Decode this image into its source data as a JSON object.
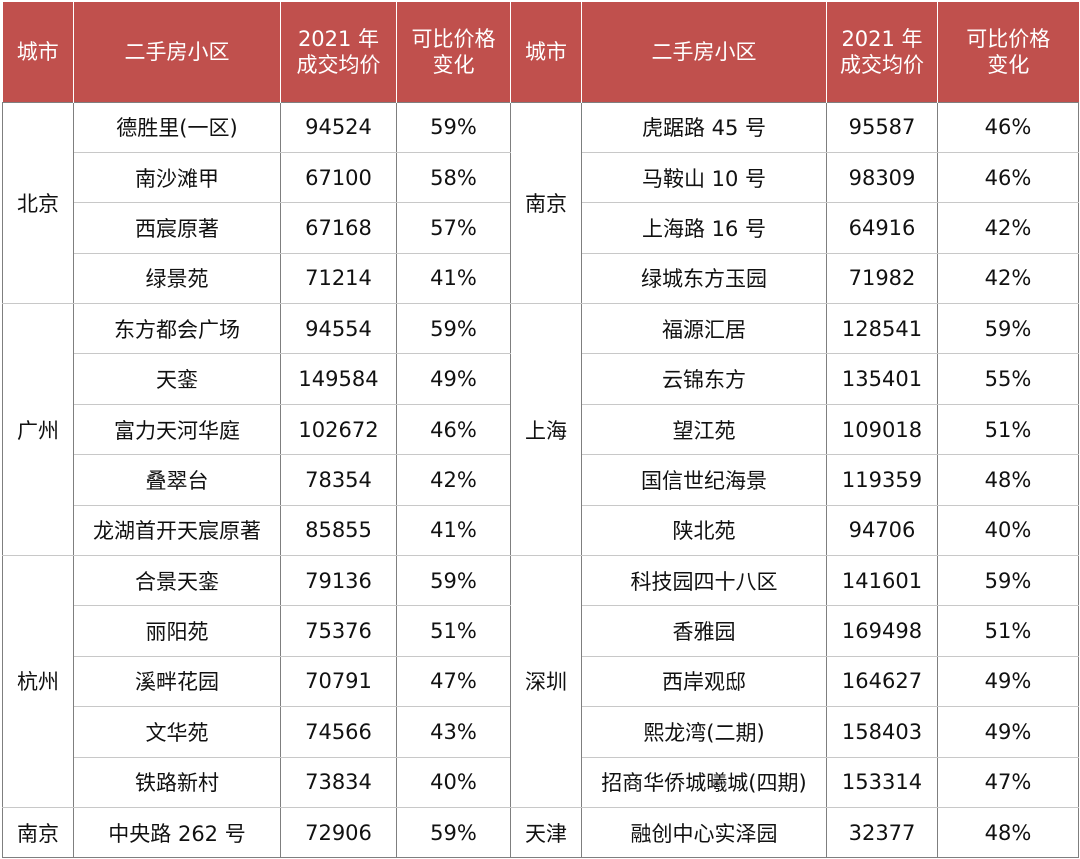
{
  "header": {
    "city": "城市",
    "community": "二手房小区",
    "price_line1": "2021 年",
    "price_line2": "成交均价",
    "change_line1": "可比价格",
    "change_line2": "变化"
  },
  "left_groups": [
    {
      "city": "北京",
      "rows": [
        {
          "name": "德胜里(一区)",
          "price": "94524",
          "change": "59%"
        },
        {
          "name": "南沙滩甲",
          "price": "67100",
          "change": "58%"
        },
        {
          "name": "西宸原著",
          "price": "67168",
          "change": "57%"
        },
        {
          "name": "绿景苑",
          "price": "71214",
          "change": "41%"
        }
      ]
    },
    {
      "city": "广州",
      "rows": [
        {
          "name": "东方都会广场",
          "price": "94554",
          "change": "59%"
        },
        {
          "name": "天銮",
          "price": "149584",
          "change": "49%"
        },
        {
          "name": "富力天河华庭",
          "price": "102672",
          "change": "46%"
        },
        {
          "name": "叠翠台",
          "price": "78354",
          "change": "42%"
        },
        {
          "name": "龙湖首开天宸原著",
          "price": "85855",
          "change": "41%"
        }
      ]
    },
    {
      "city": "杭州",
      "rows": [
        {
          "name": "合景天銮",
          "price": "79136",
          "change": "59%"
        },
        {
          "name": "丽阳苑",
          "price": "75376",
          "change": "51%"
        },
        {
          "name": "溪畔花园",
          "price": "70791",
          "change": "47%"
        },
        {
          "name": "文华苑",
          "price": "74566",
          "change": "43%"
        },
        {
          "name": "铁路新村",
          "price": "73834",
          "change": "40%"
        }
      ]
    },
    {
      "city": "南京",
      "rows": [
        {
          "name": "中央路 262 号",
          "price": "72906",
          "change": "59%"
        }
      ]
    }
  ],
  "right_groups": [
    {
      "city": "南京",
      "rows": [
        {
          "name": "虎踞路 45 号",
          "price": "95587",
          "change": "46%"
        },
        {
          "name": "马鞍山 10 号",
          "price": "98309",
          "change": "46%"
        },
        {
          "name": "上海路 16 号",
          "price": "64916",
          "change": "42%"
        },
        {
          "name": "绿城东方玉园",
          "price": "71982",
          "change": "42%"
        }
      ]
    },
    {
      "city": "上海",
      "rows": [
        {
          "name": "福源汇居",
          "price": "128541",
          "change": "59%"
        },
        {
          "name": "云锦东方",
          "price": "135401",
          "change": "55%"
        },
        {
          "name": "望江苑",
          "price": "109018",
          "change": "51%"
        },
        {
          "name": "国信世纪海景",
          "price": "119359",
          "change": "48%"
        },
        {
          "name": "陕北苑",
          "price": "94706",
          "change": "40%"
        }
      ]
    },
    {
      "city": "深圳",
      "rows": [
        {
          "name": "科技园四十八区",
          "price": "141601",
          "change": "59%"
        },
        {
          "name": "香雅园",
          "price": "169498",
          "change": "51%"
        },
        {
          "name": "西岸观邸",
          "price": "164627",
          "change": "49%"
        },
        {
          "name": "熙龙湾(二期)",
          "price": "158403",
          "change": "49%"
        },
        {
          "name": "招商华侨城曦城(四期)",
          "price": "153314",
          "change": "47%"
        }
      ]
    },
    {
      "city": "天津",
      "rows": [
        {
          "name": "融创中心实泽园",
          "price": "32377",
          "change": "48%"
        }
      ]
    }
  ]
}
* * * *
● **What you need to do**: Find the lines containing "city" and list every one of them.

● **Result for this exercise**:
    "city": "城市",
      "city": "北京",
      "city": "广州",
      "city": "杭州",
      "city": "南京",
      "city": "南京",
      "city": "上海",
      "city": "深圳",
      "city": "天津",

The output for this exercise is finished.